Short exercise – Show all lines holding the string "tungsten".

START

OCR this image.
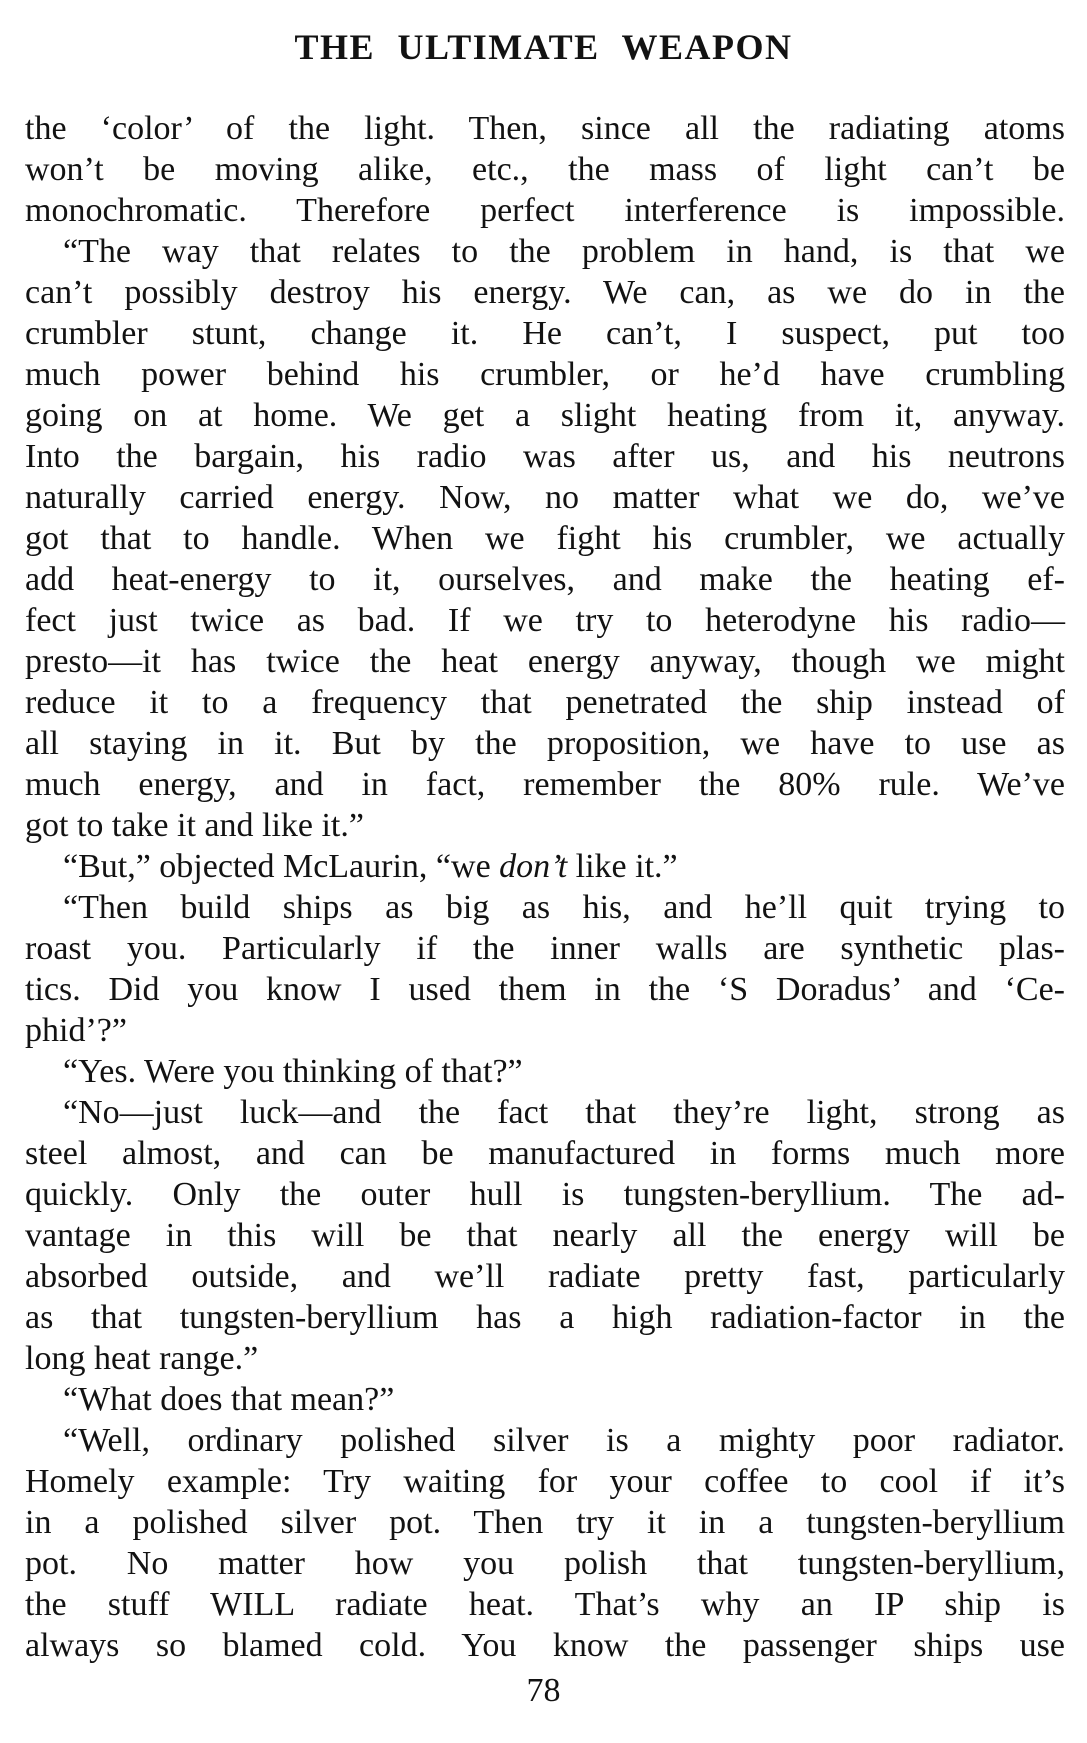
THE ULTIMATE WEAPON
the ‘color’ of the light. Then, since all the radiating atoms
won’t be moving alike, etc., the mass of light can’t be
monochromatic. Therefore perfect interference is impossible.
“The way that relates to the problem in hand, is that we
can’t possibly destroy his energy. We can, as we do in the
crumbler stunt, change it. He can’t, I suspect, put too
much power behind his crumbler, or he’d have crumbling
going on at home. We get a slight heating from it, anyway.
Into the bargain, his radio was after us, and his neutrons
naturally carried energy. Now, no matter what we do, we’ve
got that to handle. When we fight his crumbler, we actually
add heat-energy to it, ourselves, and make the heating ef-
fect just twice as bad. If we try to heterodyne his radio—
presto—it has twice the heat energy anyway, though we might
reduce it to a frequency that penetrated the ship instead of
all staying in it. But by the proposition, we have to use as
much energy, and in fact, remember the 80% rule. We’ve
got to take it and like it.”
“But,” objected McLaurin, “we don’t like it.”
“Then build ships as big as his, and he’ll quit trying to
roast you. Particularly if the inner walls are synthetic plas-
tics. Did you know I used them in the ‘S Doradus’ and ‘Ce-
phid’?”
“Yes. Were you thinking of that?”
“No—just luck—and the fact that they’re light, strong as
steel almost, and can be manufactured in forms much more
quickly. Only the outer hull is tungsten-beryllium. The ad-
vantage in this will be that nearly all the energy will be
absorbed outside, and we’ll radiate pretty fast, particularly
as that tungsten-beryllium has a high radiation-factor in the
long heat range.”
“What does that mean?”
“Well, ordinary polished silver is a mighty poor radiator.
Homely example: Try waiting for your coffee to cool if it’s
in a polished silver pot. Then try it in a tungsten-beryllium
pot. No matter how you polish that tungsten-beryllium,
the stuff WILL radiate heat. That’s why an IP ship is
always so blamed cold. You know the passenger ships use
78
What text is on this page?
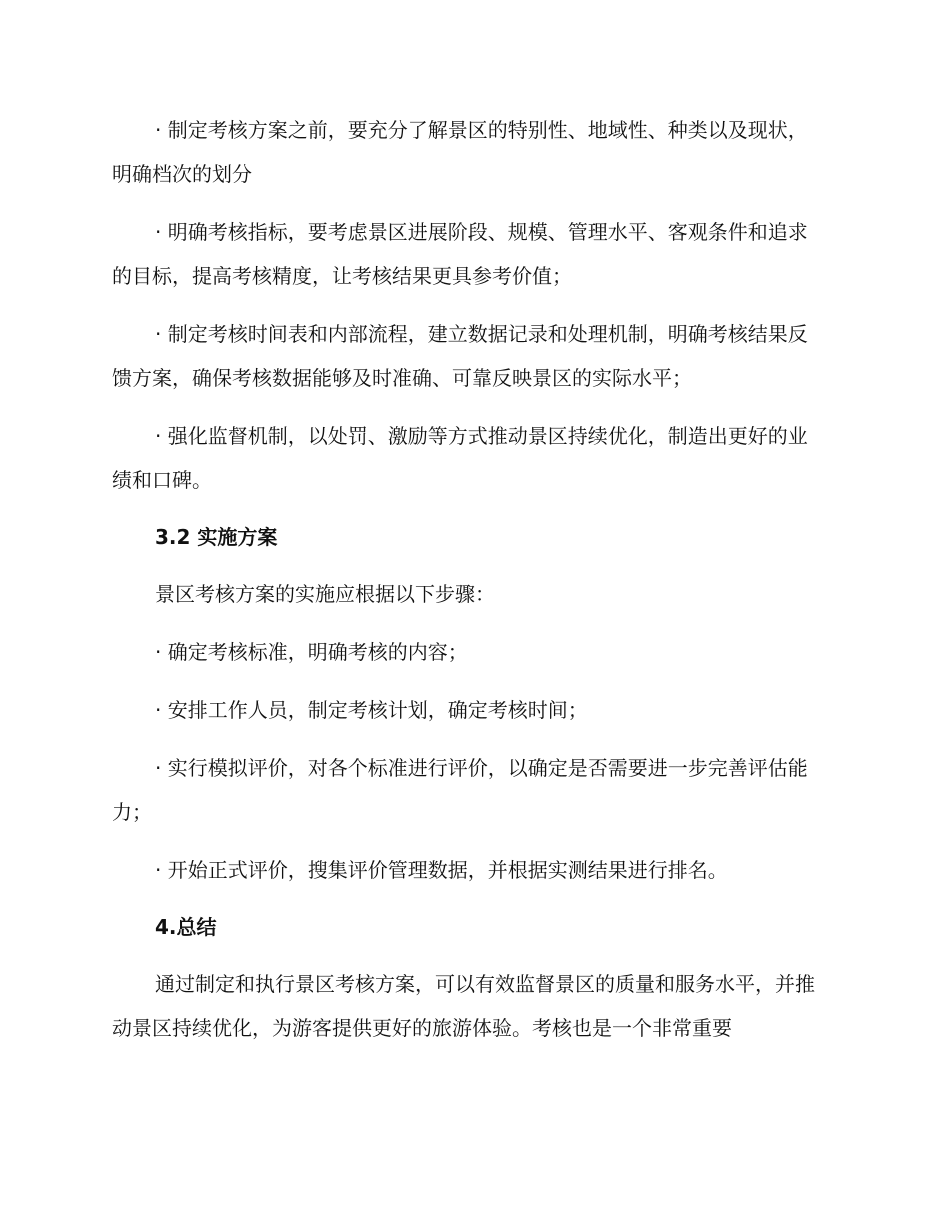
· 制定考核方案之前，要充分了解景区的特别性、地域性、种类以及现状，明确档次的划分

· 明确考核指标，要考虑景区进展阶段、规模、管理水平、客观条件和追求的目标，提高考核精度，让考核结果更具参考价值；

· 制定考核时间表和内部流程，建立数据记录和处理机制，明确考核结果反馈方案，确保考核数据能够及时准确、可靠反映景区的实际水平；

· 强化监督机制，以处罚、激励等方式推动景区持续优化，制造出更好的业绩和口碑。

3.2 实施方案

景区考核方案的实施应根据以下步骤：

· 确定考核标准，明确考核的内容；

· 安排工作人员，制定考核计划，确定考核时间；

· 实行模拟评价，对各个标准进行评价，以确定是否需要进一步完善评估能力；

· 开始正式评价，搜集评价管理数据，并根据实测结果进行排名。

4.总结

通过制定和执行景区考核方案，可以有效监督景区的质量和服务水平，并推动景区持续优化，为游客提供更好的旅游体验。考核也是一个非常重要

END

Response –
quickly. Only the outer hull is tungsten-beryllium. The ad-
as that tungsten-beryllium has a high radiation-factor in the
in a polished silver pot. Then try it in a tungsten-beryllium
pot. No matter how you polish that tungsten-beryllium,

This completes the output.